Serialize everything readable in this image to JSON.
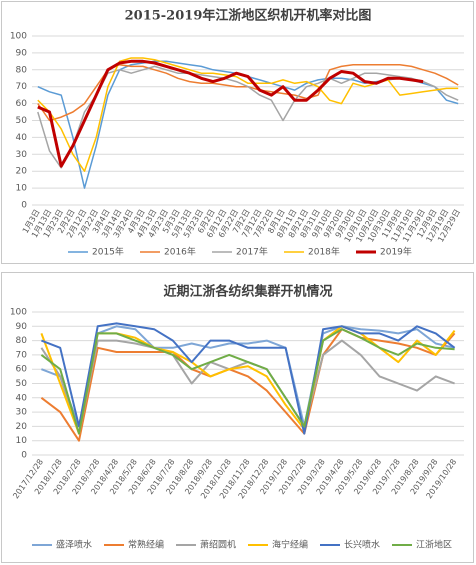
{
  "chart_data": [
    {
      "type": "line",
      "title": "2015-2019年江浙地区织机开机率对比图",
      "categories": [
        "1月3日",
        "1月13日",
        "1月23日",
        "2月2日",
        "2月12日",
        "2月22日",
        "3月4日",
        "3月14日",
        "3月24日",
        "4月3日",
        "4月13日",
        "4月23日",
        "5月3日",
        "5月13日",
        "5月23日",
        "6月2日",
        "6月12日",
        "6月22日",
        "7月2日",
        "7月12日",
        "7月22日",
        "8月1日",
        "8月11日",
        "8月21日",
        "8月31日",
        "9月10日",
        "9月20日",
        "9月30日",
        "10月10日",
        "10月20日",
        "10月30日",
        "11月9日",
        "11月19日",
        "11月29日",
        "12月9日",
        "12月19日",
        "12月29日"
      ],
      "series": [
        {
          "name": "2015年",
          "color": "#5b9bd5",
          "line_width": 1.5,
          "values": [
            70,
            67,
            65,
            40,
            10,
            35,
            65,
            80,
            83,
            84,
            85,
            85,
            84,
            83,
            82,
            80,
            79,
            78,
            76,
            74,
            72,
            70,
            68,
            72,
            74,
            75,
            75,
            74,
            72,
            73,
            74,
            75,
            74,
            72,
            70,
            62,
            60
          ]
        },
        {
          "name": "2016年",
          "color": "#ed7d31",
          "line_width": 1.5,
          "values": [
            60,
            50,
            52,
            55,
            60,
            70,
            80,
            83,
            82,
            82,
            80,
            78,
            75,
            73,
            72,
            72,
            71,
            70,
            70,
            68,
            67,
            66,
            65,
            63,
            65,
            80,
            82,
            83,
            83,
            83,
            83,
            83,
            82,
            80,
            78,
            75,
            71
          ]
        },
        {
          "name": "2017年",
          "color": "#a5a5a5",
          "line_width": 1.5,
          "values": [
            55,
            32,
            22,
            35,
            55,
            65,
            78,
            80,
            78,
            80,
            82,
            80,
            78,
            78,
            77,
            76,
            75,
            73,
            70,
            65,
            62,
            50,
            62,
            70,
            72,
            75,
            72,
            75,
            78,
            78,
            77,
            76,
            75,
            73,
            70,
            65,
            62
          ]
        },
        {
          "name": "2018年",
          "color": "#ffc000",
          "line_width": 1.5,
          "values": [
            62,
            55,
            45,
            30,
            20,
            40,
            70,
            85,
            87,
            87,
            86,
            84,
            82,
            80,
            78,
            78,
            77,
            76,
            72,
            72,
            72,
            74,
            72,
            73,
            70,
            62,
            60,
            72,
            70,
            72,
            74,
            65,
            66,
            67,
            68,
            69,
            69
          ]
        },
        {
          "name": "2019年",
          "color": "#c00000",
          "line_width": 3,
          "values": [
            58,
            55,
            23,
            35,
            50,
            65,
            80,
            84,
            85,
            85,
            84,
            82,
            80,
            78,
            75,
            73,
            75,
            78,
            76,
            68,
            65,
            70,
            62,
            62,
            68,
            75,
            79,
            78,
            73,
            72,
            75,
            75,
            74,
            73,
            null,
            null,
            null
          ]
        }
      ],
      "ylim": [
        0,
        100
      ],
      "yticks": [
        0,
        10,
        20,
        30,
        40,
        50,
        60,
        70,
        80,
        90,
        100
      ],
      "grid": true
    },
    {
      "type": "line",
      "title": "近期江浙各纺织集群开机情况",
      "categories": [
        "2017/12/28",
        "2018/1/28",
        "2018/2/28",
        "2018/3/28",
        "2018/4/28",
        "2018/5/28",
        "2018/6/28",
        "2018/7/28",
        "2018/8/28",
        "2018/9/28",
        "2018/10/28",
        "2018/11/28",
        "2018/12/28",
        "2019/1/28",
        "2019/2/28",
        "2019/3/28",
        "2019/4/28",
        "2019/5/28",
        "2019/6/28",
        "2019/7/28",
        "2019/8/28",
        "2019/9/28",
        "2019/10/28"
      ],
      "series": [
        {
          "name": "盛泽喷水",
          "color": "#7ea6d6",
          "line_width": 2,
          "values": [
            60,
            55,
            20,
            85,
            90,
            88,
            75,
            75,
            78,
            75,
            78,
            78,
            80,
            75,
            20,
            85,
            90,
            88,
            87,
            85,
            88,
            78,
            75
          ]
        },
        {
          "name": "常熟经编",
          "color": "#ed7d31",
          "line_width": 2,
          "values": [
            40,
            30,
            10,
            75,
            72,
            72,
            72,
            72,
            60,
            55,
            60,
            55,
            45,
            30,
            15,
            70,
            88,
            82,
            80,
            78,
            75,
            70,
            85
          ]
        },
        {
          "name": "萧绍圆机",
          "color": "#a5a5a5",
          "line_width": 2,
          "values": [
            75,
            55,
            15,
            80,
            80,
            78,
            75,
            70,
            50,
            65,
            60,
            65,
            60,
            40,
            20,
            70,
            80,
            70,
            55,
            50,
            45,
            55,
            50
          ]
        },
        {
          "name": "海宁经编",
          "color": "#ffc000",
          "line_width": 2,
          "values": [
            85,
            50,
            15,
            85,
            85,
            82,
            75,
            72,
            65,
            55,
            60,
            62,
            55,
            35,
            18,
            80,
            90,
            85,
            75,
            65,
            80,
            70,
            87
          ]
        },
        {
          "name": "长兴喷水",
          "color": "#4472c4",
          "line_width": 2,
          "values": [
            80,
            75,
            20,
            90,
            92,
            90,
            88,
            80,
            65,
            80,
            80,
            75,
            75,
            75,
            15,
            88,
            90,
            85,
            85,
            80,
            90,
            85,
            75
          ]
        },
        {
          "name": "江浙地区",
          "color": "#70ad47",
          "line_width": 2,
          "values": [
            70,
            60,
            15,
            85,
            85,
            80,
            75,
            70,
            60,
            65,
            70,
            65,
            60,
            40,
            20,
            80,
            88,
            82,
            75,
            70,
            78,
            75,
            74
          ]
        }
      ],
      "ylim": [
        0,
        100
      ],
      "yticks": [
        0,
        10,
        20,
        30,
        40,
        50,
        60,
        70,
        80,
        90,
        100
      ],
      "grid": true
    }
  ]
}
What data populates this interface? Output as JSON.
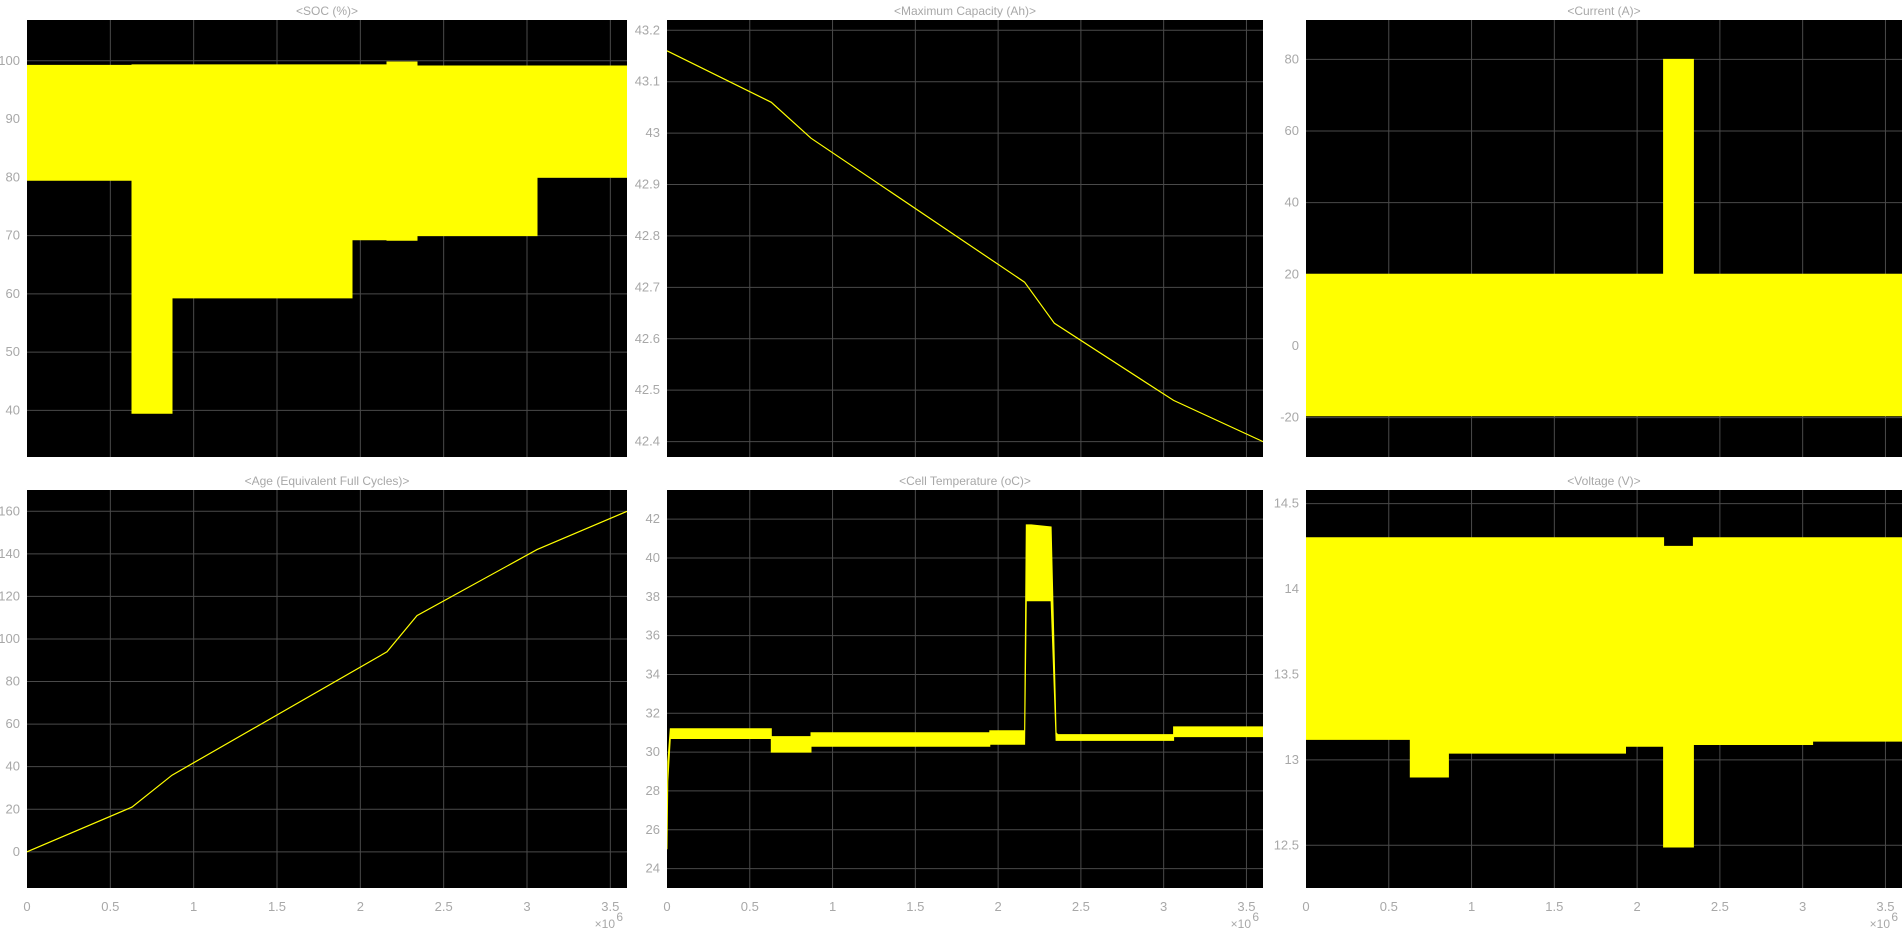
{
  "colors": {
    "background": "#ffffff",
    "axes": "#000000",
    "grid": "#4a4a4a",
    "trace": "#ffff00",
    "text": "#a8a8a8"
  },
  "x_exponent": "×10",
  "x_exponent_power": "6",
  "chart_data": [
    {
      "id": "soc",
      "title": "<SOC (%)>",
      "type": "area",
      "xlim": [
        0,
        3.6
      ],
      "ylim": [
        32,
        107
      ],
      "xticks": [
        0,
        0.5,
        1,
        1.5,
        2,
        2.5,
        3,
        3.5
      ],
      "xtick_labels": [
        "",
        "",
        "",
        "",
        "",
        "",
        "",
        ""
      ],
      "yticks": [
        40,
        50,
        60,
        70,
        80,
        90,
        100
      ],
      "ytick_labels": [
        "40",
        "50",
        "60",
        "70",
        "80",
        "90",
        "100"
      ],
      "grid": true,
      "band": {
        "x": [
          0,
          0.63,
          0.63,
          0.87,
          0.87,
          1.95,
          1.95,
          2.16,
          2.16,
          2.34,
          2.34,
          3.06,
          3.06,
          3.6
        ],
        "upper": [
          99.2,
          99.2,
          99.3,
          99.3,
          99.3,
          99.3,
          99.3,
          99.3,
          99.8,
          99.8,
          99.1,
          99.1,
          99.1,
          99.1
        ],
        "lower": [
          79.5,
          79.5,
          39.5,
          39.5,
          59.3,
          59.3,
          69.3,
          69.3,
          69.2,
          69.2,
          70.0,
          70.0,
          80.0,
          80.0
        ]
      }
    },
    {
      "id": "max_capacity",
      "title": "<Maximum Capacity  (Ah)>",
      "type": "line",
      "xlim": [
        0,
        3.6
      ],
      "ylim": [
        42.37,
        43.22
      ],
      "xticks": [
        0,
        0.5,
        1,
        1.5,
        2,
        2.5,
        3,
        3.5
      ],
      "xtick_labels": [
        "",
        "",
        "",
        "",
        "",
        "",
        "",
        ""
      ],
      "yticks": [
        42.4,
        42.5,
        42.6,
        42.7,
        42.8,
        42.9,
        43,
        43.1,
        43.2
      ],
      "ytick_labels": [
        "42.4",
        "42.5",
        "42.6",
        "42.7",
        "42.8",
        "42.9",
        "43",
        "43.1",
        "43.2"
      ],
      "grid": true,
      "x": [
        0,
        0.63,
        0.87,
        2.16,
        2.34,
        3.06,
        3.6
      ],
      "y": [
        43.16,
        43.06,
        42.99,
        42.71,
        42.63,
        42.48,
        42.4
      ]
    },
    {
      "id": "current",
      "title": "<Current (A)>",
      "type": "area",
      "xlim": [
        0,
        3.6
      ],
      "ylim": [
        -31,
        91
      ],
      "xticks": [
        0,
        0.5,
        1,
        1.5,
        2,
        2.5,
        3,
        3.5
      ],
      "xtick_labels": [
        "",
        "",
        "",
        "",
        "",
        "",
        "",
        ""
      ],
      "yticks": [
        -20,
        0,
        20,
        40,
        60,
        80
      ],
      "ytick_labels": [
        "-20",
        "0",
        "20",
        "40",
        "60",
        "80"
      ],
      "grid": true,
      "band": {
        "x": [
          0,
          2.16,
          2.16,
          2.34,
          2.34,
          3.6
        ],
        "upper": [
          20,
          20,
          80,
          80,
          20,
          20
        ],
        "lower": [
          -19.5,
          -19.5,
          -19.5,
          -19.5,
          -19.5,
          -19.5
        ]
      }
    },
    {
      "id": "age",
      "title": "<Age (Equivalent Full Cycles)>",
      "type": "line",
      "xlim": [
        0,
        3.6
      ],
      "ylim": [
        -17,
        170
      ],
      "xticks": [
        0,
        0.5,
        1,
        1.5,
        2,
        2.5,
        3,
        3.5
      ],
      "xtick_labels": [
        "0",
        "0.5",
        "1",
        "1.5",
        "2",
        "2.5",
        "3",
        "3.5"
      ],
      "yticks": [
        0,
        20,
        40,
        60,
        80,
        100,
        120,
        140,
        160
      ],
      "ytick_labels": [
        "0",
        "20",
        "40",
        "60",
        "80",
        "100",
        "120",
        "140",
        "160"
      ],
      "grid": true,
      "x": [
        0,
        0.63,
        0.87,
        2.16,
        2.34,
        3.06,
        3.6
      ],
      "y": [
        0,
        21,
        36,
        94,
        111,
        142,
        160
      ]
    },
    {
      "id": "cell_temperature",
      "title": "<Cell Temperature (oC)>",
      "type": "area",
      "xlim": [
        0,
        3.6
      ],
      "ylim": [
        23,
        43.5
      ],
      "xticks": [
        0,
        0.5,
        1,
        1.5,
        2,
        2.5,
        3,
        3.5
      ],
      "xtick_labels": [
        "0",
        "0.5",
        "1",
        "1.5",
        "2",
        "2.5",
        "3",
        "3.5"
      ],
      "yticks": [
        24,
        26,
        28,
        30,
        32,
        34,
        36,
        38,
        40,
        42
      ],
      "ytick_labels": [
        "24",
        "26",
        "28",
        "30",
        "32",
        "34",
        "36",
        "38",
        "40",
        "42"
      ],
      "grid": true,
      "band": {
        "x": [
          0,
          0.005,
          0.02,
          0.63,
          0.63,
          0.87,
          0.87,
          1.95,
          1.95,
          2.16,
          2.17,
          2.2,
          2.32,
          2.35,
          2.36,
          3.06,
          3.06,
          3.6
        ],
        "upper": [
          25,
          29.5,
          31.2,
          31.2,
          30.8,
          30.8,
          31.0,
          31.0,
          31.1,
          31.1,
          41.7,
          41.7,
          41.6,
          31.0,
          30.9,
          30.9,
          31.3,
          31.3
        ],
        "lower": [
          25,
          28.5,
          30.7,
          30.7,
          30.0,
          30.0,
          30.3,
          30.3,
          30.4,
          30.4,
          37.8,
          37.8,
          37.8,
          30.6,
          30.6,
          30.6,
          30.8,
          30.8
        ]
      }
    },
    {
      "id": "voltage",
      "title": "<Voltage (V)>",
      "type": "area",
      "xlim": [
        0,
        3.6
      ],
      "ylim": [
        12.25,
        14.58
      ],
      "xticks": [
        0,
        0.5,
        1,
        1.5,
        2,
        2.5,
        3,
        3.5
      ],
      "xtick_labels": [
        "0",
        "0.5",
        "1",
        "1.5",
        "2",
        "2.5",
        "3",
        "3.5"
      ],
      "yticks": [
        12.5,
        13,
        13.5,
        14,
        14.5
      ],
      "ytick_labels": [
        "12.5",
        "13",
        "13.5",
        "14",
        "14.5"
      ],
      "grid": true,
      "band": {
        "x": [
          0,
          0.63,
          0.63,
          0.86,
          0.86,
          1.93,
          1.93,
          2.16,
          2.16,
          2.34,
          2.34,
          3.06,
          3.06,
          3.6
        ],
        "upper": [
          14.3,
          14.3,
          14.3,
          14.3,
          14.3,
          14.3,
          14.3,
          14.3,
          14.25,
          14.25,
          14.3,
          14.3,
          14.3,
          14.3
        ],
        "lower": [
          13.12,
          13.12,
          12.9,
          12.9,
          13.04,
          13.04,
          13.08,
          13.08,
          12.49,
          12.49,
          13.09,
          13.09,
          13.11,
          13.11
        ]
      }
    }
  ]
}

☆ ☆ ☆ ☆ ☆

Search the entries for the string "title" and collect each line that has it.

      "title": "2015-2019年江浙地区织机开机率对比图",
      "title": "近期江浙各纺织集群开机情况",
      "title": "<SOC (%)>",
      "title": "<Maximum Capacity  (Ah)>",
      "title": "<Current (A)>",
      "title": "<Age (Equivalent Full Cycles)>",
      "title": "<Cell Temperature (oC)>",
      "title": "<Voltage (V)>",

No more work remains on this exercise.